■ **Given data**
· · · · · · ·

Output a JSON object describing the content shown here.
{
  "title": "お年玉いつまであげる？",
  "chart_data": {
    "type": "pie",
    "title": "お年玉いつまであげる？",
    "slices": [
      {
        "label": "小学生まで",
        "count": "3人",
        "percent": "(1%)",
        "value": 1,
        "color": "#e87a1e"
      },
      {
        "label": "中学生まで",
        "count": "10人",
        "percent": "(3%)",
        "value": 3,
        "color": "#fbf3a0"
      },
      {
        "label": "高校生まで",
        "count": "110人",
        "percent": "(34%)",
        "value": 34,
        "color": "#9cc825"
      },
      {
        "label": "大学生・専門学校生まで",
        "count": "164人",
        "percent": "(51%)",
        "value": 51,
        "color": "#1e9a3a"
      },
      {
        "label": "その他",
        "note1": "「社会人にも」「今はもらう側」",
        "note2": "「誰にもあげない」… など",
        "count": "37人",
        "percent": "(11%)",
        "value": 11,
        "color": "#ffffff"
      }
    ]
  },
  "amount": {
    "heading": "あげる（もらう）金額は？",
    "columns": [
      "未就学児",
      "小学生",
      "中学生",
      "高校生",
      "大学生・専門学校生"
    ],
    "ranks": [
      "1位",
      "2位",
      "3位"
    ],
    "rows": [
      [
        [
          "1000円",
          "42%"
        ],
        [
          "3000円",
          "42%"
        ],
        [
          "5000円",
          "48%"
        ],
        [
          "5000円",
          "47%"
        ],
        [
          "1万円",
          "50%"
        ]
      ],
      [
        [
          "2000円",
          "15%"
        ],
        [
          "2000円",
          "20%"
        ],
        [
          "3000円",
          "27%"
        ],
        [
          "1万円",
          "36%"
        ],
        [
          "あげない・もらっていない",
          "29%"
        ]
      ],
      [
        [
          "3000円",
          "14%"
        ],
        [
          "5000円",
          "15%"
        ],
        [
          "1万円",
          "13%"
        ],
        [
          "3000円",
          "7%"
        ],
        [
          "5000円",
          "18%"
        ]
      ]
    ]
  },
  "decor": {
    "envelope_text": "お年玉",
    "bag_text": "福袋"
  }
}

· · · · · · ·

■ **Directions**
Extract all of the data above and output it character for character.

■ **Complete output**
Output a JSON object describing the content shown here.
{
  "title": "お年玉いつまであげる？",
  "chart_data": {
    "type": "pie",
    "title": "お年玉いつまであげる？",
    "slices": [
      {
        "label": "小学生まで",
        "count": "3人",
        "percent": "(1%)",
        "value": 1,
        "color": "#e87a1e"
      },
      {
        "label": "中学生まで",
        "count": "10人",
        "percent": "(3%)",
        "value": 3,
        "color": "#fbf3a0"
      },
      {
        "label": "高校生まで",
        "count": "110人",
        "percent": "(34%)",
        "value": 34,
        "color": "#9cc825"
      },
      {
        "label": "大学生・専門学校生まで",
        "count": "164人",
        "percent": "(51%)",
        "value": 51,
        "color": "#1e9a3a"
      },
      {
        "label": "その他",
        "note1": "「社会人にも」「今はもらう側」",
        "note2": "「誰にもあげない」… など",
        "count": "37人",
        "percent": "(11%)",
        "value": 11,
        "color": "#ffffff"
      }
    ]
  },
  "amount": {
    "heading": "あげる（もらう）金額は？",
    "columns": [
      "未就学児",
      "小学生",
      "中学生",
      "高校生",
      "大学生・専門学校生"
    ],
    "ranks": [
      "1位",
      "2位",
      "3位"
    ],
    "rows": [
      [
        [
          "1000円",
          "42%"
        ],
        [
          "3000円",
          "42%"
        ],
        [
          "5000円",
          "48%"
        ],
        [
          "5000円",
          "47%"
        ],
        [
          "1万円",
          "50%"
        ]
      ],
      [
        [
          "2000円",
          "15%"
        ],
        [
          "2000円",
          "20%"
        ],
        [
          "3000円",
          "27%"
        ],
        [
          "1万円",
          "36%"
        ],
        [
          "あげない・もらっていない",
          "29%"
        ]
      ],
      [
        [
          "3000円",
          "14%"
        ],
        [
          "5000円",
          "15%"
        ],
        [
          "1万円",
          "13%"
        ],
        [
          "3000円",
          "7%"
        ],
        [
          "5000円",
          "18%"
        ]
      ]
    ]
  },
  "decor": {
    "envelope_text": "お年玉",
    "bag_text": "福袋"
  }
}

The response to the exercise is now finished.